Items:
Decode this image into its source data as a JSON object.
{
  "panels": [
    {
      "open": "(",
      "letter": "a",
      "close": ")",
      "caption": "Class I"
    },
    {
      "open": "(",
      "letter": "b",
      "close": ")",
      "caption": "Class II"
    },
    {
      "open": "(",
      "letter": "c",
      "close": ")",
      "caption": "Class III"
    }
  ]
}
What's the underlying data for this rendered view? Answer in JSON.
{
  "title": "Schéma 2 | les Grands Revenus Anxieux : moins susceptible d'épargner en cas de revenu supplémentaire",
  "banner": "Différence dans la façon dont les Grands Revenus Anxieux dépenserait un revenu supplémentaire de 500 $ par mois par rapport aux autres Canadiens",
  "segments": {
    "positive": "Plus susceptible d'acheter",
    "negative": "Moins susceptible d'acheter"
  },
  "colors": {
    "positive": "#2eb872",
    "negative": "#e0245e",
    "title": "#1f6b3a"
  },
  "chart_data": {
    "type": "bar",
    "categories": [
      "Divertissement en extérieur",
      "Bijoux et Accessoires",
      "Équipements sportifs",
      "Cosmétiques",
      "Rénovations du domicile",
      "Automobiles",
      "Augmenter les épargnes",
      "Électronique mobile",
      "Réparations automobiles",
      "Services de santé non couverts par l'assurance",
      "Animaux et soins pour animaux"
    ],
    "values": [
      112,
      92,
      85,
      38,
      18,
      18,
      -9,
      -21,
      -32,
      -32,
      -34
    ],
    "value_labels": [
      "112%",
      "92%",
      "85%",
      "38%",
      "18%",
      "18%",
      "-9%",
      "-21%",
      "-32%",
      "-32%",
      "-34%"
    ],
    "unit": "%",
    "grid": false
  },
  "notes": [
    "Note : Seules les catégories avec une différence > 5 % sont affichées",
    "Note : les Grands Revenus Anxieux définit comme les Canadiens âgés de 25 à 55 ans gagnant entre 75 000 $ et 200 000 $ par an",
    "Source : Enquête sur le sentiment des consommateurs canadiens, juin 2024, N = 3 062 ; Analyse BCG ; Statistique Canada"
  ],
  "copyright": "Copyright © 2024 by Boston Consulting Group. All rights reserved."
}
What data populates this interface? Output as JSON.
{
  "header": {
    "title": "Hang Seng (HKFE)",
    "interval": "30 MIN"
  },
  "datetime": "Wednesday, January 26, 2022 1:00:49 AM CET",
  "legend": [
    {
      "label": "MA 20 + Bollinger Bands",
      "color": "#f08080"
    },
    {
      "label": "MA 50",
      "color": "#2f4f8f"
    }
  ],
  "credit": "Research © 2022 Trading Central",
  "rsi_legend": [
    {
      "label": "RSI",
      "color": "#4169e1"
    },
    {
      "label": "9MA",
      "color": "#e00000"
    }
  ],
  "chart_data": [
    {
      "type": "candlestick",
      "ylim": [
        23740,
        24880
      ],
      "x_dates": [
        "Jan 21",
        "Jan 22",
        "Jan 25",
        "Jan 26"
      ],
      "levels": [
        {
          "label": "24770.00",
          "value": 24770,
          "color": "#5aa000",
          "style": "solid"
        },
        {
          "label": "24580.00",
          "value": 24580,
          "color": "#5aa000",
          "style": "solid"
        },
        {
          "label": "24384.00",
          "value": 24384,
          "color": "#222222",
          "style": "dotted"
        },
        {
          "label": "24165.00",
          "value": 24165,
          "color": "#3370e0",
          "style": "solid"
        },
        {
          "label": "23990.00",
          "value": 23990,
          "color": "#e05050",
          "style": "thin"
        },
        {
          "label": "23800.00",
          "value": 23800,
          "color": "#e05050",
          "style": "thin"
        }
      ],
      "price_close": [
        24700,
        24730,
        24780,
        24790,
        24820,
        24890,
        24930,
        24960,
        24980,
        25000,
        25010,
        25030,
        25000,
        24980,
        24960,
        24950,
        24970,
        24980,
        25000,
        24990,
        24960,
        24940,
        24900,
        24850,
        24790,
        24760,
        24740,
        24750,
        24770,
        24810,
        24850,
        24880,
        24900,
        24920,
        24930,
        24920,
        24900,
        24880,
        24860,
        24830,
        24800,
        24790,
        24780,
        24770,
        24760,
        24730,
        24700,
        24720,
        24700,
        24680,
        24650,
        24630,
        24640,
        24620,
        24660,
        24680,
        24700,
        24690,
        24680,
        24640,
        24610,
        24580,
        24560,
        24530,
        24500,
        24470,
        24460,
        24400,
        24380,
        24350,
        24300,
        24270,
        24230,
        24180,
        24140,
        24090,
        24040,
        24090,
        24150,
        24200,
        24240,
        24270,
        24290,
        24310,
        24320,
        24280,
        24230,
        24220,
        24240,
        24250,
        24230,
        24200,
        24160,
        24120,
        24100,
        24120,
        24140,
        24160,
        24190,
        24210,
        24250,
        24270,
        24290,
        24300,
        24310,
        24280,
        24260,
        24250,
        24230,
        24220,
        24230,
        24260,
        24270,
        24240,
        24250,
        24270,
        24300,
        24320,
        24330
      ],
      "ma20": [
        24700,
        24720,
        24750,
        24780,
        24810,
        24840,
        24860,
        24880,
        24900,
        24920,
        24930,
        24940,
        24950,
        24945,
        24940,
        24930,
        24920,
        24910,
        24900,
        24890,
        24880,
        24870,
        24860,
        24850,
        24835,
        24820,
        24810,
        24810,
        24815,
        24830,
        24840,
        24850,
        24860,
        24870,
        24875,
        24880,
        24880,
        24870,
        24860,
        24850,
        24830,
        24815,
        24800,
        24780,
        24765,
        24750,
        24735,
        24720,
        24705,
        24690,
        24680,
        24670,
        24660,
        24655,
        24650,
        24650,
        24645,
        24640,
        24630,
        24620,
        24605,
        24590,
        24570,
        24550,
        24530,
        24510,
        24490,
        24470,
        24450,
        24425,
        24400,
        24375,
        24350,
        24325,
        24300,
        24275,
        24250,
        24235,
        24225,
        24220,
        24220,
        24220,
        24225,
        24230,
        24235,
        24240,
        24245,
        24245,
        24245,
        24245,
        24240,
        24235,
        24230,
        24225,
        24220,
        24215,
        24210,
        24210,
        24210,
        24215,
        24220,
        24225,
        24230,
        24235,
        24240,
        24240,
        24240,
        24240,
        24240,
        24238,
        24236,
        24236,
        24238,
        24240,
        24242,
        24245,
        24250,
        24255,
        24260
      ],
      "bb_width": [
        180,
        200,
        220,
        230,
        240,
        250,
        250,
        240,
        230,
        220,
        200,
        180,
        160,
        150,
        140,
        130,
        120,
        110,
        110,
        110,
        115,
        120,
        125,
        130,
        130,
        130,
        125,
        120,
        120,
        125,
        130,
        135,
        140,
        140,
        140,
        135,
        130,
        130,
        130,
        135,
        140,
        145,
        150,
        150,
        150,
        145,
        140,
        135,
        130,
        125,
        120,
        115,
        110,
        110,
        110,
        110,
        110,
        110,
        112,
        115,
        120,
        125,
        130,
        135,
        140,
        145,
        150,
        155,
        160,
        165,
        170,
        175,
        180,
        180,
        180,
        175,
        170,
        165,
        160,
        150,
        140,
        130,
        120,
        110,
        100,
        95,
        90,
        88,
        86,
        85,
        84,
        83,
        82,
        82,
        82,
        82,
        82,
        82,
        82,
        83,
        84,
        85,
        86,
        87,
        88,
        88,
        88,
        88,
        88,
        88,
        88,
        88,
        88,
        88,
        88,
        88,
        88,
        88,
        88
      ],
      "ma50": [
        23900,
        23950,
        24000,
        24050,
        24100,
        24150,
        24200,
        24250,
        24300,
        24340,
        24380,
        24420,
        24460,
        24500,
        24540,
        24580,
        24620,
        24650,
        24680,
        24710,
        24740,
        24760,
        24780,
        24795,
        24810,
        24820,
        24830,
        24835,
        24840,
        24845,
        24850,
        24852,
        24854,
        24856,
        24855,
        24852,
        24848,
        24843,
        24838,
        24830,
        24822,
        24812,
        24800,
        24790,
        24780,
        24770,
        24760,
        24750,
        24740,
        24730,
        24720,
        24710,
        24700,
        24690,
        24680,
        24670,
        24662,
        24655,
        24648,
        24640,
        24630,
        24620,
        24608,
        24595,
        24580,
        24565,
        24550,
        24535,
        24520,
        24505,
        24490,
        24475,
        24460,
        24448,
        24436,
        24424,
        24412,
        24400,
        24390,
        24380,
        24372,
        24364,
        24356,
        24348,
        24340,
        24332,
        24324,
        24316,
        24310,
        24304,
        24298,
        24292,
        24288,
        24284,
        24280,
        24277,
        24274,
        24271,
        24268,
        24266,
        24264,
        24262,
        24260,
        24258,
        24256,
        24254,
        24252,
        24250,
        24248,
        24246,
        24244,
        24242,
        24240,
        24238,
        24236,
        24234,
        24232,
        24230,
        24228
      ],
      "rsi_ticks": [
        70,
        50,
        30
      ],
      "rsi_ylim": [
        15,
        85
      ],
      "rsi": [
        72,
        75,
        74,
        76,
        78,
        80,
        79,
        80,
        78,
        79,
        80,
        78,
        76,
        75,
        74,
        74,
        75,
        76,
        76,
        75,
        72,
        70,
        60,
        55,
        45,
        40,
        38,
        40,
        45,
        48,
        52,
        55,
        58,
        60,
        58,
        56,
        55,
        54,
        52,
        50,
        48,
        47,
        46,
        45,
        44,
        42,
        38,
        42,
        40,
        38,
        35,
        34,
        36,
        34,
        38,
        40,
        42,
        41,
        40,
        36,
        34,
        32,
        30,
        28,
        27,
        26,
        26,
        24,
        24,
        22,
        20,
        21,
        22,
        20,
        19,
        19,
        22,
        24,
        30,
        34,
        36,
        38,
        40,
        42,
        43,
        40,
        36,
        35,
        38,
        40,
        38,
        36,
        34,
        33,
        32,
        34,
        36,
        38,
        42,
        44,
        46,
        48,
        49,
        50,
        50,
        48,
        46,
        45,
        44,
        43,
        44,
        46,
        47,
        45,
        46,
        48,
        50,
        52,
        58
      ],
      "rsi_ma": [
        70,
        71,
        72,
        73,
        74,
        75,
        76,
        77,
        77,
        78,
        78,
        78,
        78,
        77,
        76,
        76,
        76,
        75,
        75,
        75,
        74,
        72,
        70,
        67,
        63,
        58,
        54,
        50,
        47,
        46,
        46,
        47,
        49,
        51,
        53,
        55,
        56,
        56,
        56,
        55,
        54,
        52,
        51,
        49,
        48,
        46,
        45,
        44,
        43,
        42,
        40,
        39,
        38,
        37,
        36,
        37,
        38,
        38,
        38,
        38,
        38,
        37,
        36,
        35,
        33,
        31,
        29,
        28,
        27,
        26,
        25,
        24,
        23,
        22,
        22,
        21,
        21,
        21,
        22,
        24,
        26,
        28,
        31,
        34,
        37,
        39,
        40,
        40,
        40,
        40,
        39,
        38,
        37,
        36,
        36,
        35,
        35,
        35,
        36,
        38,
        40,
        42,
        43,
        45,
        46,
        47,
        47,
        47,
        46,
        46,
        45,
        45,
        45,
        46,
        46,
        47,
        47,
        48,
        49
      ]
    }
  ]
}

Stated task: Gather each line that holds "this".

Exercise answer:
Decode this image into its source data as a JSON object.
What's the underlying data for this rendered view? Answer in JSON.
What data populates this interface? Output as JSON.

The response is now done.